→ Given instruction: Count every line in the entries that contains "للرجال". Report that count alone.

(Saved entries)
** Start **
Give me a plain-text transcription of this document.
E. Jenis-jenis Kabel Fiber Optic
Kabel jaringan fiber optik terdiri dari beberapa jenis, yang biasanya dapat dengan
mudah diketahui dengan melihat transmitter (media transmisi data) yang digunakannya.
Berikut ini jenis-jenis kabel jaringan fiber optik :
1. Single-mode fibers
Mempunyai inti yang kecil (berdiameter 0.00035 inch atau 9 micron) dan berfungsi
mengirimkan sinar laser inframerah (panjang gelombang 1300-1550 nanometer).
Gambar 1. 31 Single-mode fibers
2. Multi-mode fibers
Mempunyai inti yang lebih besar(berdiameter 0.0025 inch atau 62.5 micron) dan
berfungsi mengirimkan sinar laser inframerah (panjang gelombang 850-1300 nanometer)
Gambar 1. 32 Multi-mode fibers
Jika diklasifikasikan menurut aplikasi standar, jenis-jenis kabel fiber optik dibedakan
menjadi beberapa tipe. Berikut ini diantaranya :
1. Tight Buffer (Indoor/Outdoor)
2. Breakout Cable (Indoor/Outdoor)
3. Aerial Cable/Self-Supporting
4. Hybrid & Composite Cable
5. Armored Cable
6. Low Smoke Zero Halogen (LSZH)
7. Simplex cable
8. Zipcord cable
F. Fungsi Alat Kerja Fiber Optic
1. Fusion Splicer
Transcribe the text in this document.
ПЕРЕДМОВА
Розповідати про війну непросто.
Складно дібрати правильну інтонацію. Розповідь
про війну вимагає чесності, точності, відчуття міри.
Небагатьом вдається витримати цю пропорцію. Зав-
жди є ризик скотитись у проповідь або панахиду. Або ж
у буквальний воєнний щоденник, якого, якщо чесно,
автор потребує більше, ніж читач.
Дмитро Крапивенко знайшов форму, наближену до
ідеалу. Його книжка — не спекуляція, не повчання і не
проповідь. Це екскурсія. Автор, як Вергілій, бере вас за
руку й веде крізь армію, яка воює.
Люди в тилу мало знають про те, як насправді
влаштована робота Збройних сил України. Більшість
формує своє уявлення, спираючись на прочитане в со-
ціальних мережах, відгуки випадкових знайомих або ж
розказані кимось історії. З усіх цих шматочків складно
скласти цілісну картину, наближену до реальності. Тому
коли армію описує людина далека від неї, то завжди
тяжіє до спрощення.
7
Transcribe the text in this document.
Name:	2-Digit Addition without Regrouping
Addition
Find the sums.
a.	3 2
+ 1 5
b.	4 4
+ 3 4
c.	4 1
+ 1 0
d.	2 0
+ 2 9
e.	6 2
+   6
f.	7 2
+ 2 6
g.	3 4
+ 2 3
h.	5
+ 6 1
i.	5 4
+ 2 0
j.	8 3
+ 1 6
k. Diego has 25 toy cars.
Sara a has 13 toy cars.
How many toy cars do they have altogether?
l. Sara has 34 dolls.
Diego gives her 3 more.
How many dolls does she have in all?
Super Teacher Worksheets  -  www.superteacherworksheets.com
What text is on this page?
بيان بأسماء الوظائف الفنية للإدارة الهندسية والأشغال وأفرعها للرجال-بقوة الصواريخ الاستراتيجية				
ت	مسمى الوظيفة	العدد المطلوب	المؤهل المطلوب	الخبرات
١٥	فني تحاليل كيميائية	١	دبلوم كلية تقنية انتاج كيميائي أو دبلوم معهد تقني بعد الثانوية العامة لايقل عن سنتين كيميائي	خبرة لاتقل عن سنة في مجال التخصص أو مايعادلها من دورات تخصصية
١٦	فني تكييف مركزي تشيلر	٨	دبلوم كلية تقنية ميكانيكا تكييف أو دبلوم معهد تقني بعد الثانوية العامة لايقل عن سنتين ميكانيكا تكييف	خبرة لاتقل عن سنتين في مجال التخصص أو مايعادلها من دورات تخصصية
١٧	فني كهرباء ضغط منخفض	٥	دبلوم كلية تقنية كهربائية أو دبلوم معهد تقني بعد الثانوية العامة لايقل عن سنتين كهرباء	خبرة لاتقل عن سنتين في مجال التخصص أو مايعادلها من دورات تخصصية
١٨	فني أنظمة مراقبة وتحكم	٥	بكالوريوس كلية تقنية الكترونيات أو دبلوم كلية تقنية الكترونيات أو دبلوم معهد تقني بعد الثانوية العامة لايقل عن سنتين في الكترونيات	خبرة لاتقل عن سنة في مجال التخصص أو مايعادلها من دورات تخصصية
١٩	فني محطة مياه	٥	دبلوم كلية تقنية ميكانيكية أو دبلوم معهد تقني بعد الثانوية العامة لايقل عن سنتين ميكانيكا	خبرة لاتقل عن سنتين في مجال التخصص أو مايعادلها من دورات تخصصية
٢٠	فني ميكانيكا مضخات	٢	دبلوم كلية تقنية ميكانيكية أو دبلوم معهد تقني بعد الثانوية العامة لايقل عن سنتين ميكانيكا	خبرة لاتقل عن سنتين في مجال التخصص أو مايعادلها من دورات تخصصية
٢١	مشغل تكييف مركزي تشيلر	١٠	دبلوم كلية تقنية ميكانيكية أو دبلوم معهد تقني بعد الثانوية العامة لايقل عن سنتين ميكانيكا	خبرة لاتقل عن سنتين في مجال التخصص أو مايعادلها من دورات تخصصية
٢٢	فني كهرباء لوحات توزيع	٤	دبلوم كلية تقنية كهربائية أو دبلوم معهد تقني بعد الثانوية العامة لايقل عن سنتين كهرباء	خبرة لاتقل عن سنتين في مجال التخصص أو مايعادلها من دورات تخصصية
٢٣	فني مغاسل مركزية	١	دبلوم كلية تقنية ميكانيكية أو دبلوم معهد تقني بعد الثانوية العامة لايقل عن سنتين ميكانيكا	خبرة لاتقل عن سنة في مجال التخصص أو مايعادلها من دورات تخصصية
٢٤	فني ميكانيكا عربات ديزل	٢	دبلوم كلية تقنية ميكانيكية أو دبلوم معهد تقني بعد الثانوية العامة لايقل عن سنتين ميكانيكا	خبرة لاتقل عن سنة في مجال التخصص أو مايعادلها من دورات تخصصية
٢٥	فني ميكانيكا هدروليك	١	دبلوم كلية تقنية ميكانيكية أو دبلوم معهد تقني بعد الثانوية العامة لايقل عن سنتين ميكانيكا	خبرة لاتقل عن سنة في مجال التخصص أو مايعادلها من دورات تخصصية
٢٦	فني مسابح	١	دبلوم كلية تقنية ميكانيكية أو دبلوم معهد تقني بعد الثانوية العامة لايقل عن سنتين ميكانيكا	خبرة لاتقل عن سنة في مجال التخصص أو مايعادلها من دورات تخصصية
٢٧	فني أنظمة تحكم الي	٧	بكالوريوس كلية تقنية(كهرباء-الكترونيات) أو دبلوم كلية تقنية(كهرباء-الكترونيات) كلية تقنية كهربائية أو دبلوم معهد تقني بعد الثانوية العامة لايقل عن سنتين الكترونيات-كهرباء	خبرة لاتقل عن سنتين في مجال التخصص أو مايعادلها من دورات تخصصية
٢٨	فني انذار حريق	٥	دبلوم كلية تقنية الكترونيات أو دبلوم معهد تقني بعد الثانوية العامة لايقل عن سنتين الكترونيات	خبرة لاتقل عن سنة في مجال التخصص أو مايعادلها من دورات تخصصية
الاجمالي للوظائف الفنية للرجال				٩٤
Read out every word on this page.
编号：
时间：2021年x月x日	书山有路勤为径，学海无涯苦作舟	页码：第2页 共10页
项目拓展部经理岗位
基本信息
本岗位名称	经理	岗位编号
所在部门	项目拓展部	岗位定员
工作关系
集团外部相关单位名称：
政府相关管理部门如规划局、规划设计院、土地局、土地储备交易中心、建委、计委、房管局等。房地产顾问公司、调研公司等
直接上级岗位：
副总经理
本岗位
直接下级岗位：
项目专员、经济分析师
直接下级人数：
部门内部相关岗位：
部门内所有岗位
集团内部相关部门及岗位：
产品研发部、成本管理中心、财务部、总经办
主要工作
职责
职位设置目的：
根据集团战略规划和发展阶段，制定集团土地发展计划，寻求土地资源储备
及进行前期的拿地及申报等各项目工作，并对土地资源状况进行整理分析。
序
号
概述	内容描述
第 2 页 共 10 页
** End **
→ Problem solution: 2